## Requirements
Give the number of lines in the records below that include "імпорту", and nothing more.

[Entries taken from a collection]
========

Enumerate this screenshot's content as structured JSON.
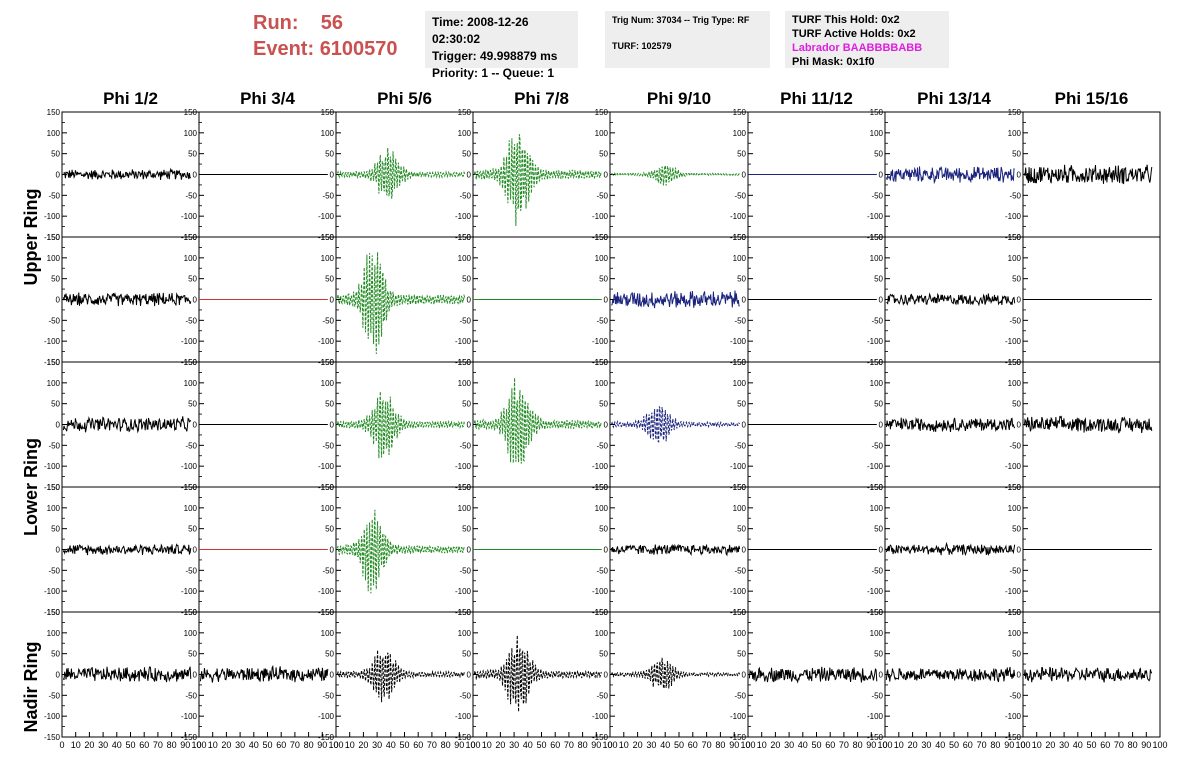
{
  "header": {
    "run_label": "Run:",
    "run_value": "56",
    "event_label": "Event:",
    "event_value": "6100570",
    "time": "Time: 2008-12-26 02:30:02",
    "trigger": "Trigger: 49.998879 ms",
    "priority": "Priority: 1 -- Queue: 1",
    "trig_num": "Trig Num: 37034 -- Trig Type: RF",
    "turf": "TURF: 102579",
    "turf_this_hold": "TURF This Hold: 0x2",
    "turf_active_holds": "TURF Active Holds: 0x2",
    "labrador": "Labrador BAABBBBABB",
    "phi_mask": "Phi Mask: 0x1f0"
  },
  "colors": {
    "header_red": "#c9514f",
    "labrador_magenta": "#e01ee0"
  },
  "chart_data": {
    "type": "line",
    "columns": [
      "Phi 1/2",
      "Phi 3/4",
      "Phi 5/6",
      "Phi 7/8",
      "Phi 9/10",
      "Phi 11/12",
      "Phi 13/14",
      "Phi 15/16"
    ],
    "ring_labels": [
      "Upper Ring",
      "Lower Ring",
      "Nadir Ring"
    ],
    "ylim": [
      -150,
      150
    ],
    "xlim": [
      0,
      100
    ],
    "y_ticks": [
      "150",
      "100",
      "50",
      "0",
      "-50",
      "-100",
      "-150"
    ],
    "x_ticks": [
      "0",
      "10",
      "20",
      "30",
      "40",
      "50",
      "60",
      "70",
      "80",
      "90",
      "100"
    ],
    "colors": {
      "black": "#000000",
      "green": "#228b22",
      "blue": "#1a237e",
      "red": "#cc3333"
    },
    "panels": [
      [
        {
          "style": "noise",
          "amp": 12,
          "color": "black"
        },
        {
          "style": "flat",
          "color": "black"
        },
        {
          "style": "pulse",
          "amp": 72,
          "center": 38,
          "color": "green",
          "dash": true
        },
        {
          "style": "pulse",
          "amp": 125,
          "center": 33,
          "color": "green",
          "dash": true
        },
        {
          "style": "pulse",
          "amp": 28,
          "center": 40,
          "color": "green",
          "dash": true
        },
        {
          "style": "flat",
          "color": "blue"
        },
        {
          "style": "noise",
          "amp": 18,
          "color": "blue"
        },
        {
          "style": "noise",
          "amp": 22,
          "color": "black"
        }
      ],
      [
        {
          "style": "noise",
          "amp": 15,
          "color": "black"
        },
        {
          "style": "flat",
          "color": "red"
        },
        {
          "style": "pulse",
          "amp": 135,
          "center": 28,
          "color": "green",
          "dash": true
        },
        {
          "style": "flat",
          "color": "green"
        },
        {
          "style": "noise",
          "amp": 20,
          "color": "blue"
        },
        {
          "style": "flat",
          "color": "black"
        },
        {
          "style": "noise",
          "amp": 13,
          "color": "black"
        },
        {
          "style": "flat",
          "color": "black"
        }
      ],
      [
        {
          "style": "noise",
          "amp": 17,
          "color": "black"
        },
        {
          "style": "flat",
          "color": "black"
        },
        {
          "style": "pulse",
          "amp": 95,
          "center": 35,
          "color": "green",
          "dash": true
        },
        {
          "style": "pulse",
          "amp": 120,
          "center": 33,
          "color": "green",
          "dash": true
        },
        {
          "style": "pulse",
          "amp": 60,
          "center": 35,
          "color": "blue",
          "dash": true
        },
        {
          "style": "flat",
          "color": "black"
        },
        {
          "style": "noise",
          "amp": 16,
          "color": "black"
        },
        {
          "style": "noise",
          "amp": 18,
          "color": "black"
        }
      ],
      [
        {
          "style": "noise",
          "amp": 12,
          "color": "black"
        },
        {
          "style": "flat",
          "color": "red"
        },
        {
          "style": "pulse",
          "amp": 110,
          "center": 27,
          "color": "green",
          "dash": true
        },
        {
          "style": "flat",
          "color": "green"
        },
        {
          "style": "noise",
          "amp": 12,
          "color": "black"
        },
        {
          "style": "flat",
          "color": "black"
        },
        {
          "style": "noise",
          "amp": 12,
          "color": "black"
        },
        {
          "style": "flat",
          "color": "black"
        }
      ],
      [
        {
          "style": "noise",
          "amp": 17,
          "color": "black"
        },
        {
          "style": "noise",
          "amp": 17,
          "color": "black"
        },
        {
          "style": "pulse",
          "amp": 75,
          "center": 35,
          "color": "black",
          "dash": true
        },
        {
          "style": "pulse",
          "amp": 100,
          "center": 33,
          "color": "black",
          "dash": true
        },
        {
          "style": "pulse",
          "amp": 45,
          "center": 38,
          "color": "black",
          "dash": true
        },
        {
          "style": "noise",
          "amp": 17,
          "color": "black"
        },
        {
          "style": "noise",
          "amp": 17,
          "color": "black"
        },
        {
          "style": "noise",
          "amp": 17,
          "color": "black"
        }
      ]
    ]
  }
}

========

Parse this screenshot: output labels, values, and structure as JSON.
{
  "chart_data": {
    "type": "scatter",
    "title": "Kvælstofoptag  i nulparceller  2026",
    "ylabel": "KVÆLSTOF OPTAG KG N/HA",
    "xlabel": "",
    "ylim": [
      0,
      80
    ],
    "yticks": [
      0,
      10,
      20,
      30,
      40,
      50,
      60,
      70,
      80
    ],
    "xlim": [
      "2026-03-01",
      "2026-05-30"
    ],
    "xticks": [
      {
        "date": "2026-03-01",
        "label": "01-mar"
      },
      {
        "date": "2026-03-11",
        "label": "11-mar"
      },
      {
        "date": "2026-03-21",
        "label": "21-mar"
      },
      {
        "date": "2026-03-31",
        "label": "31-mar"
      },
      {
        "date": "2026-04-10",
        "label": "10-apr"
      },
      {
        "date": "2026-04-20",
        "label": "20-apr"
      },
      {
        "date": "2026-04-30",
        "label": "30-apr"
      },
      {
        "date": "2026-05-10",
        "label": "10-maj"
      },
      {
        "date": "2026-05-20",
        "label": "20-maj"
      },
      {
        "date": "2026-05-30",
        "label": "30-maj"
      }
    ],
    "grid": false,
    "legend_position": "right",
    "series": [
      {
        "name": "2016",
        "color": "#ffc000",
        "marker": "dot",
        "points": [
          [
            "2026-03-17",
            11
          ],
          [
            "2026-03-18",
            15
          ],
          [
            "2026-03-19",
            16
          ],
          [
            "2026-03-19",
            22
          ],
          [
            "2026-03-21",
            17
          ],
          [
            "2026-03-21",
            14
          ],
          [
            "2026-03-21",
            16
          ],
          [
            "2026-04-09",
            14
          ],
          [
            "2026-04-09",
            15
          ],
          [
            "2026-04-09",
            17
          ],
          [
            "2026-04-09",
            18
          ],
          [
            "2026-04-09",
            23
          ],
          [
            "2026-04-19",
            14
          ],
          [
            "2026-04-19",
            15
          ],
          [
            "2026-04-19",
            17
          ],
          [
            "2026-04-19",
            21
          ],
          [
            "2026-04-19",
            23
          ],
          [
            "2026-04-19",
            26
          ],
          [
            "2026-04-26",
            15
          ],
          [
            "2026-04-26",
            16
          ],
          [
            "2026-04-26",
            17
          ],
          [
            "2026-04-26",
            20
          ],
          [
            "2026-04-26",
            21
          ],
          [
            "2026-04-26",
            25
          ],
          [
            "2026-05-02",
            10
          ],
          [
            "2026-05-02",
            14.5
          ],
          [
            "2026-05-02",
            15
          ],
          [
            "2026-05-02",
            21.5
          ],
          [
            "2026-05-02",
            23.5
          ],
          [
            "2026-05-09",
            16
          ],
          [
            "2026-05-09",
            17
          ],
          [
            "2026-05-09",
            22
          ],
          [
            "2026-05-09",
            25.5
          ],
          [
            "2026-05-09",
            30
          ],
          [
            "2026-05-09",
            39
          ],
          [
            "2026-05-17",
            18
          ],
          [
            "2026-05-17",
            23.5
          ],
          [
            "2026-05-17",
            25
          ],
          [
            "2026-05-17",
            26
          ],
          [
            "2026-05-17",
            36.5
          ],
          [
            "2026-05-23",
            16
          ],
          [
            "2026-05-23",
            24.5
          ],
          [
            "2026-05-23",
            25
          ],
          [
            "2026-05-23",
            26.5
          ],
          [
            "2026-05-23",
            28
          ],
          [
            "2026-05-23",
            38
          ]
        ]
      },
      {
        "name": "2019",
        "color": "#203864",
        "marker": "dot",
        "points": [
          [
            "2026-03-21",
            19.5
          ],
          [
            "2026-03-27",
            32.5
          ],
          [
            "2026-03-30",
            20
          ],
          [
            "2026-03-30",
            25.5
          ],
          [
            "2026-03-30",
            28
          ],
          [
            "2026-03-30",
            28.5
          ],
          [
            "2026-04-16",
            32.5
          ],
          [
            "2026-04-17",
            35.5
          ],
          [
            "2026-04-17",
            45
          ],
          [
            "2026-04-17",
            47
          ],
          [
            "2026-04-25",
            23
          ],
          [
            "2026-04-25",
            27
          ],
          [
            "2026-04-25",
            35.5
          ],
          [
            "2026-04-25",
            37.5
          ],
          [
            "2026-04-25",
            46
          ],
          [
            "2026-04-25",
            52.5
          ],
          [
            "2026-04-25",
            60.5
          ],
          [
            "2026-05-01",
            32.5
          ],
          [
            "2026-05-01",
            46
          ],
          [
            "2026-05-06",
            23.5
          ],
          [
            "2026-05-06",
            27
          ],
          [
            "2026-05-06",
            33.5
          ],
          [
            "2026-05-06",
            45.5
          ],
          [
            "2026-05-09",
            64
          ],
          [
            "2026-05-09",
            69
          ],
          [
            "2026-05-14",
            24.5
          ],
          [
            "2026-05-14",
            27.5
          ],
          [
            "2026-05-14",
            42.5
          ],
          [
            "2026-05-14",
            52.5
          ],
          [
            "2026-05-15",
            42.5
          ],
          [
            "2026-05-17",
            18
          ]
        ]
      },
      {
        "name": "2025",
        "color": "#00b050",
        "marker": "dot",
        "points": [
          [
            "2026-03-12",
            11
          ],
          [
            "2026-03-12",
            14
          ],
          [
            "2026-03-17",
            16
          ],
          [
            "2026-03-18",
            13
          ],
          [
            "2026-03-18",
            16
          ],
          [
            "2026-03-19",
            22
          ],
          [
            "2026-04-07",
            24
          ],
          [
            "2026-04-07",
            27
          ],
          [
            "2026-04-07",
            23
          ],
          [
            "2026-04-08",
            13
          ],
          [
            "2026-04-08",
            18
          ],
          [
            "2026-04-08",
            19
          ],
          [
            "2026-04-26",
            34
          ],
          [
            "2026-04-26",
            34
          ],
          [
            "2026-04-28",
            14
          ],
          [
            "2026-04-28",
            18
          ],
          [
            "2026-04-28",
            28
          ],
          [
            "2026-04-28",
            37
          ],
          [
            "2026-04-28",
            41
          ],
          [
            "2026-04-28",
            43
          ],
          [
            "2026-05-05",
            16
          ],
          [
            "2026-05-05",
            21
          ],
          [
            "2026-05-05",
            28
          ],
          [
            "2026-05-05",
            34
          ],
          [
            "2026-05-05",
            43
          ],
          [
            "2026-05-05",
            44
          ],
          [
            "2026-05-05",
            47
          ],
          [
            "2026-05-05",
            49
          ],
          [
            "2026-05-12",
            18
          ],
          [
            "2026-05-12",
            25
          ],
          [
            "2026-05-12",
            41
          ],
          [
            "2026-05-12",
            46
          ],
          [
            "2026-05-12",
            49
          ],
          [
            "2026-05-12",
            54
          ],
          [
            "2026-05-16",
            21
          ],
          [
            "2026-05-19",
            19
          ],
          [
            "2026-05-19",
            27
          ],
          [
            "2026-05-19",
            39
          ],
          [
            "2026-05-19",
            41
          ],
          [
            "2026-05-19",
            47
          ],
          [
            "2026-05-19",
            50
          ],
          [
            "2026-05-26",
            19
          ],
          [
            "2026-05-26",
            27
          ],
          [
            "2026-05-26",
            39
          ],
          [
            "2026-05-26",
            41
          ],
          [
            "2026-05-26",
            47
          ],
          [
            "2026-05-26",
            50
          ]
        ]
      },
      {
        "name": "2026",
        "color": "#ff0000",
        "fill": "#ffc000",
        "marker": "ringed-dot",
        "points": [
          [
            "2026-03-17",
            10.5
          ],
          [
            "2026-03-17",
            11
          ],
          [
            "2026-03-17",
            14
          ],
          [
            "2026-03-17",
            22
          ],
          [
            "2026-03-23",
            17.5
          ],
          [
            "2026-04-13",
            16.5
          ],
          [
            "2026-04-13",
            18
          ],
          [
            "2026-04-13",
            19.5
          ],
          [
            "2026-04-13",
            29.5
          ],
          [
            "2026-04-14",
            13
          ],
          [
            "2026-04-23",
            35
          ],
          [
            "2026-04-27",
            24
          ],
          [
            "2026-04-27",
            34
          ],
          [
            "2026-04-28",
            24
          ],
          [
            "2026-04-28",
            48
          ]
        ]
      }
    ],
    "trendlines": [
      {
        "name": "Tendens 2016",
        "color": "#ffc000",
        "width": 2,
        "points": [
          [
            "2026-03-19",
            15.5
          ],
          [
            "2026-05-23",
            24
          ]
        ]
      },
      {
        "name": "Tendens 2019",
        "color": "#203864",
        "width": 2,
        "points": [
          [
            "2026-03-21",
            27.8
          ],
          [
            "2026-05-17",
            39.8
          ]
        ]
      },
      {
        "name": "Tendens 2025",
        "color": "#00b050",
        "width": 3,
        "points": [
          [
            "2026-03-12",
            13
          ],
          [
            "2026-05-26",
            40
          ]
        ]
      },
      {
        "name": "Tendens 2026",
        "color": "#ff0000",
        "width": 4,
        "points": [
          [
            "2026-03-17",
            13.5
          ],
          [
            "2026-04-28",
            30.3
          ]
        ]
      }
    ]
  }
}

========

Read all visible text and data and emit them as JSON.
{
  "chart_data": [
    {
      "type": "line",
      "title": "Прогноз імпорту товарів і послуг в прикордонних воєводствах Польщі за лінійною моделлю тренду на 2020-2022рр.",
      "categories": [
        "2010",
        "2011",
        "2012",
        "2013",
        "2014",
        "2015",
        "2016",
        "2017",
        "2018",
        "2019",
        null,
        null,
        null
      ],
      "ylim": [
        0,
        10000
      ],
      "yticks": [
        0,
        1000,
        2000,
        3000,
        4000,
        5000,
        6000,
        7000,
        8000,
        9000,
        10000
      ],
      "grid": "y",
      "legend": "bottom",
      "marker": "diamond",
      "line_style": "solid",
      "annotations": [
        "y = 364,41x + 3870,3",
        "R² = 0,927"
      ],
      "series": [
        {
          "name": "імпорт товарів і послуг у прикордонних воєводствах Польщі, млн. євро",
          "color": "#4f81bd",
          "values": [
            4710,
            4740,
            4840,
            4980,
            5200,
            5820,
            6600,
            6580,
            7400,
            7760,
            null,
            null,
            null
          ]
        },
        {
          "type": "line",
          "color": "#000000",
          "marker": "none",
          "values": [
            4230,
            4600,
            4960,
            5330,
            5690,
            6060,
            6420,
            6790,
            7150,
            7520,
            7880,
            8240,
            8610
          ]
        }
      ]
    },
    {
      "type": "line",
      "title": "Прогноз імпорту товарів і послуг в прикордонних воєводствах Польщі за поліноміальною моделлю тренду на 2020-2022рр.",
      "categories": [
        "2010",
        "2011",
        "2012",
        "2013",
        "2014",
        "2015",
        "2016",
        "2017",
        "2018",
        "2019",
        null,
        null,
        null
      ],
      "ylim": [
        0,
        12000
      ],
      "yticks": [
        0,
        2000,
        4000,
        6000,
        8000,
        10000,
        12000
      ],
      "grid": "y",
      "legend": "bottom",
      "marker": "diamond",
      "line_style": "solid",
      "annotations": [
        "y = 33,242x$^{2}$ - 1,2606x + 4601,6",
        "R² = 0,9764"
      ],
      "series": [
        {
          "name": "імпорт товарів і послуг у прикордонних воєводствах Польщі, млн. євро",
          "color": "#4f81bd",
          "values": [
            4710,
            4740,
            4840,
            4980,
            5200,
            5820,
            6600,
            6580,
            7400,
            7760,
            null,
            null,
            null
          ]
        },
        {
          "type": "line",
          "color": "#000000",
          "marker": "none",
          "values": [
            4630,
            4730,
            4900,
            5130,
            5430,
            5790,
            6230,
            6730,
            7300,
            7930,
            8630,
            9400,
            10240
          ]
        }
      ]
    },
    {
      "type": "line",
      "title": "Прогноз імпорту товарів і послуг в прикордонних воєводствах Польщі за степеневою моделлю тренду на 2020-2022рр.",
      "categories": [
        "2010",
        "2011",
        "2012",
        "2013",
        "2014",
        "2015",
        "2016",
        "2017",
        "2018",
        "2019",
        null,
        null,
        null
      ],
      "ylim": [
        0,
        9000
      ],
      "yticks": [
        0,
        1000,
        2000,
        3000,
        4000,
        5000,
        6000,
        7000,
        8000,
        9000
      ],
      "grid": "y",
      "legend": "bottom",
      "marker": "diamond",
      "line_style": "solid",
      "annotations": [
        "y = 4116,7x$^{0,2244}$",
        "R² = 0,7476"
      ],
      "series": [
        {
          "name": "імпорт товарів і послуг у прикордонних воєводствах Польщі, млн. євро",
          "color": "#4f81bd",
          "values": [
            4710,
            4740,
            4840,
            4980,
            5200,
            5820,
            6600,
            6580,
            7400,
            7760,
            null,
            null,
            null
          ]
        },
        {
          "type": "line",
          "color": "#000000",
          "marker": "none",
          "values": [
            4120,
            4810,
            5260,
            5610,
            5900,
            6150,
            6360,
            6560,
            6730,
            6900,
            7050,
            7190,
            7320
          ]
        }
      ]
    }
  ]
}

========

## Answer to this problem
3